=== Text section ===
Er, did you not say that you left 11month old by self while you went to the school? How the hell would you know if there was a fire?

OP posts:
Crunchie · 29/04/2008 19:29

Iamthedoctr no one actally thinks you are a nutjob, THAT woudl be the mother on 'Cotton Wool Kids' who was serious about getting her kids microchipped

ranting · 29/04/2008 19:29

There is no legal age at which you can leave a child unattended, however as Misdee has pointed out, you can be charged with neglect in the (unlikely) EVENT that something happens.
=== Dataset extract ===
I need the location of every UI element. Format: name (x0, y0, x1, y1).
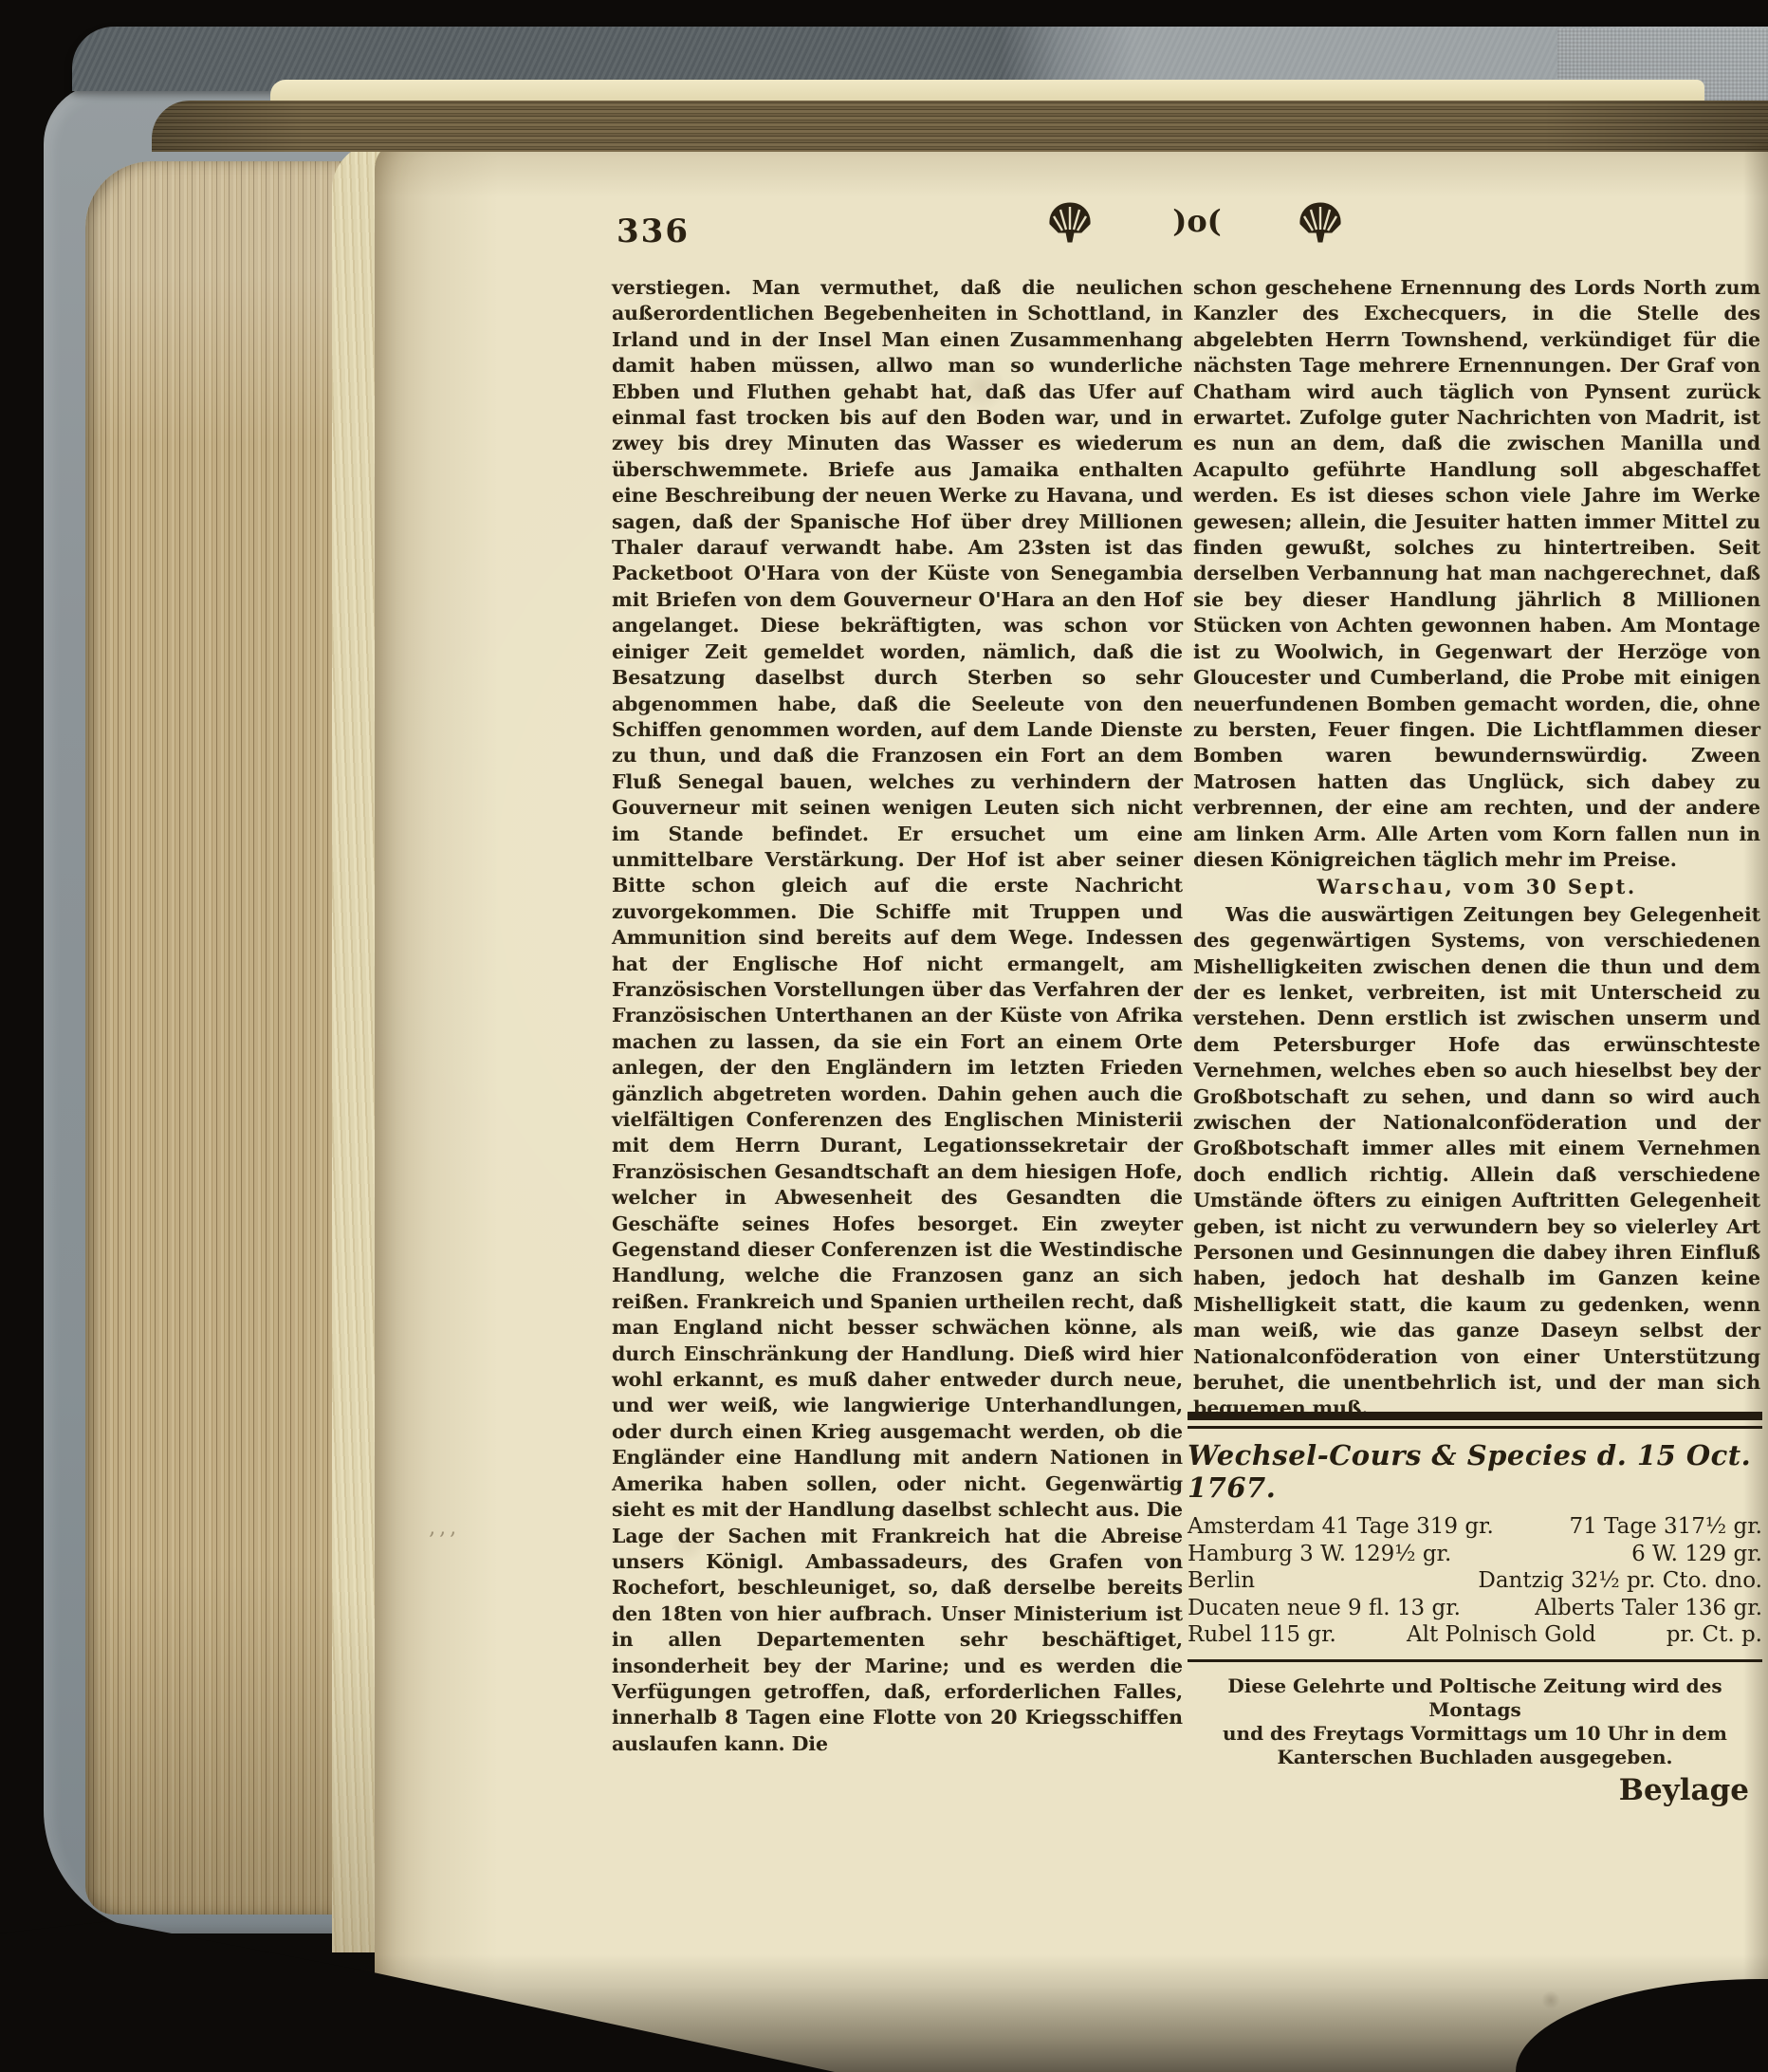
===
> _What you will do_
1/ Reproduce the stretch of the forum thread on leaving a child alone, from "ranting · 29/04/2008" through "that something happens.".
2/ Take the forum thread about leaving a young child unattended further, picking up after its last post.

> _Task answers_
1/
ranting · 29/04/2008 19:29

There is no legal age at which you can leave a child unattended, however as Misdee has pointed out, you can be charged with neglect in the (unlikely) EVENT that something happens.

2/
FAQ · 29/04/2008 19:29

kay - actually as I told H we're going to California............Great Yarmouth

Actually I'm more likely to "save" my younger DS's from a fire if I pop out the front door for 2 minutes than if I'm out the back in the garden for 7 or 8. Not least because both of them would be at the front of the house and I wouldn't be able to see the flames flickering out of the front bedroom window from the garden

SmugColditz · 29/04/2008 19:29

Not at all, Iamthedoctor, not at all, after all, it's not as if I'm making a valid, if sarcastically put, point about the screaming anxiety that 21st century mothers have whipped themselves into regarding the level of genuine paedophilia in this country compared to the level of eighteen year old men and women leaving home having rarely walked anywhere alone without a rape alarm firmly grasped in their sweatily terrified fist.

Not that being hopelessly inadequately prepared for adult life and responsibilities could have ANY bearing on lack of self responsibility in earlier life, oh no...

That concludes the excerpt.